Set problem »
Would you transcribe all of the data exactly, down to the last character?

Records about charts and figures:
↓
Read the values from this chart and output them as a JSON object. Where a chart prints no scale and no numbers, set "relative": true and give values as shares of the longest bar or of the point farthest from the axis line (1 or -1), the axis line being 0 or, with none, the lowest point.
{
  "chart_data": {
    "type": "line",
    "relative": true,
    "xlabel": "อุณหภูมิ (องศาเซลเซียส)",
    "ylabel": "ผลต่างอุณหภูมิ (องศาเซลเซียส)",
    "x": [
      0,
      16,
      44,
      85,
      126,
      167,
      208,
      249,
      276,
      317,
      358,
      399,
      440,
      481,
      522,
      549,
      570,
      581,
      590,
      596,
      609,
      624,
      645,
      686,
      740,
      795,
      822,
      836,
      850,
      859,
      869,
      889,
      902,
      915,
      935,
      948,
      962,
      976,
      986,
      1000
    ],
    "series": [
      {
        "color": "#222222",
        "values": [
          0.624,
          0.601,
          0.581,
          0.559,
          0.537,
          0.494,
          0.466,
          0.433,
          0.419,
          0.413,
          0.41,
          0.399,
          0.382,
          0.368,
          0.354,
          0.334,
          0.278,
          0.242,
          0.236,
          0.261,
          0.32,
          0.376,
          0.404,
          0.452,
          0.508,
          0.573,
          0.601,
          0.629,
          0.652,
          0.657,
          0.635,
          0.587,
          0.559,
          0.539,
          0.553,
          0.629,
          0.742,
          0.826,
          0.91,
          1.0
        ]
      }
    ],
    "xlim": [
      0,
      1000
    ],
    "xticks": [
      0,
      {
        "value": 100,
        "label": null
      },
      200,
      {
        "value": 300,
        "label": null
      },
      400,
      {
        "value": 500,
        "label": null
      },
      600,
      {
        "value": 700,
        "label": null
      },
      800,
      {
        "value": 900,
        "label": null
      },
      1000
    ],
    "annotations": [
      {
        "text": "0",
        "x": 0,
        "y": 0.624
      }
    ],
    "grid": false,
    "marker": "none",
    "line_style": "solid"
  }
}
↑
The answer »
Read the values from this chart and output them as a JSON object. Where a chart prints no scale and no numbers, set "relative": true and give values as shares of the longest bar or of the point farthest from the axis line (1 or -1), the axis line being 0 or, with none, the lowest point.
{
  "chart_data": {
    "type": "line",
    "relative": true,
    "xlabel": "อุณหภูมิ (องศาเซลเซียส)",
    "ylabel": "ผลต่างอุณหภูมิ (องศาเซลเซียส)",
    "x": [
      0,
      16,
      44,
      85,
      126,
      167,
      208,
      249,
      276,
      317,
      358,
      399,
      440,
      481,
      522,
      549,
      570,
      581,
      590,
      596,
      609,
      624,
      645,
      686,
      740,
      795,
      822,
      836,
      850,
      859,
      869,
      889,
      902,
      915,
      935,
      948,
      962,
      976,
      986,
      1000
    ],
    "series": [
      {
        "color": "#222222",
        "values": [
          0.624,
          0.601,
          0.581,
          0.559,
          0.537,
          0.494,
          0.466,
          0.433,
          0.419,
          0.413,
          0.41,
          0.399,
          0.382,
          0.368,
          0.354,
          0.334,
          0.278,
          0.242,
          0.236,
          0.261,
          0.32,
          0.376,
          0.404,
          0.452,
          0.508,
          0.573,
          0.601,
          0.629,
          0.652,
          0.657,
          0.635,
          0.587,
          0.559,
          0.539,
          0.553,
          0.629,
          0.742,
          0.826,
          0.91,
          1.0
        ]
      }
    ],
    "xlim": [
      0,
      1000
    ],
    "xticks": [
      0,
      {
        "value": 100,
        "label": null
      },
      200,
      {
        "value": 300,
        "label": null
      },
      400,
      {
        "value": 500,
        "label": null
      },
      600,
      {
        "value": 700,
        "label": null
      },
      800,
      {
        "value": 900,
        "label": null
      },
      1000
    ],
    "annotations": [
      {
        "text": "0",
        "x": 0,
        "y": 0.624
      }
    ],
    "grid": false,
    "marker": "none",
    "line_style": "solid"
  }
}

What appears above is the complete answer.